■ **Provided data**
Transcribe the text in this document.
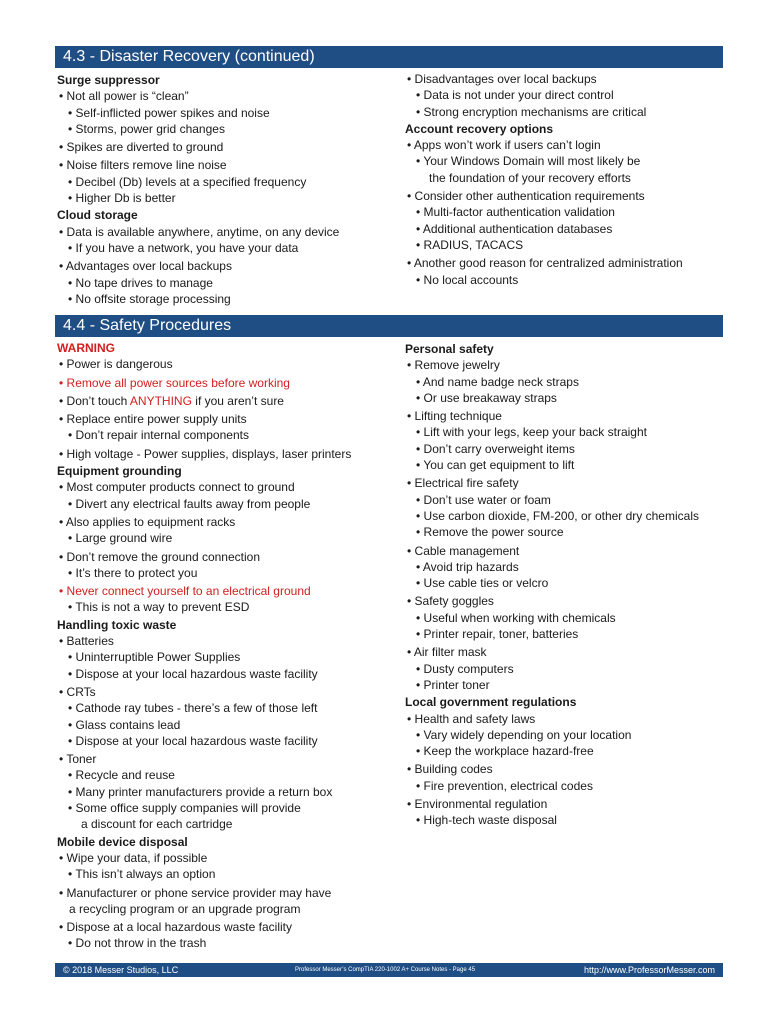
4.3 - Disaster Recovery (continued)
Surge suppressor
• Not all power is “clean”
• Self-inflicted power spikes and noise
• Storms, power grid changes
• Spikes are diverted to ground
• Noise filters remove line noise
• Decibel (Db) levels at a specified frequency
• Higher Db is better
Cloud storage
• Data is available anywhere, anytime, on any device
• If you have a network, you have your data
• Advantages over local backups
• No tape drives to manage
• No offsite storage processing
• Disadvantages over local backups
• Data is not under your direct control
• Strong encryption mechanisms are critical
Account recovery options
• Apps won’t work if users can’t login
• Your Windows Domain will most likely be
the foundation of your recovery efforts
• Consider other authentication requirements
• Multi-factor authentication validation
• Additional authentication databases
• RADIUS, TACACS
• Another good reason for centralized administration
• No local accounts
4.4 - Safety Procedures
WARNING
• Power is dangerous
• Remove all power sources before working
• Don’t touch ANYTHING if you aren’t sure
• Replace entire power supply units
• Don’t repair internal components
• High voltage - Power supplies, displays, laser printers
Equipment grounding
• Most computer products connect to ground
• Divert any electrical faults away from people
• Also applies to equipment racks
• Large ground wire
• Don’t remove the ground connection
• It’s there to protect you
• Never connect yourself to an electrical ground
• This is not a way to prevent ESD
Handling toxic waste
• Batteries
• Uninterruptible Power Supplies
• Dispose at your local hazardous waste facility
• CRTs
• Cathode ray tubes - there’s a few of those left
• Glass contains lead
• Dispose at your local hazardous waste facility
• Toner
• Recycle and reuse
• Many printer manufacturers provide a return box
• Some office supply companies will provide
a discount for each cartridge
Mobile device disposal
• Wipe your data, if possible
• This isn’t always an option
• Manufacturer or phone service provider may have
a recycling program or an upgrade program
• Dispose at a local hazardous waste facility
• Do not throw in the trash
Personal safety
• Remove jewelry
• And name badge neck straps
• Or use breakaway straps
• Lifting technique
• Lift with your legs, keep your back straight
• Don’t carry overweight items
• You can get equipment to lift
• Electrical fire safety
• Don’t use water or foam
• Use carbon dioxide, FM-200, or other dry chemicals
• Remove the power source
• Cable management
• Avoid trip hazards
• Use cable ties or velcro
• Safety goggles
• Useful when working with chemicals
• Printer repair, toner, batteries
• Air filter mask
• Dusty computers
• Printer toner
Local government regulations
• Health and safety laws
• Vary widely depending on your location
• Keep the workplace hazard-free
• Building codes
• Fire prevention, electrical codes
• Environmental regulation
• High-tech waste disposal
© 2018 Messer Studios, LLC	Professor Messer’s CompTIA 220-1002 A+ Course Notes - Page 45	http://www.ProfessorMesser.com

■ **To do**
Which lines include "storage"? Copy each of them out.

■ **Problem solution**
Cloud storage
• No offsite storage processing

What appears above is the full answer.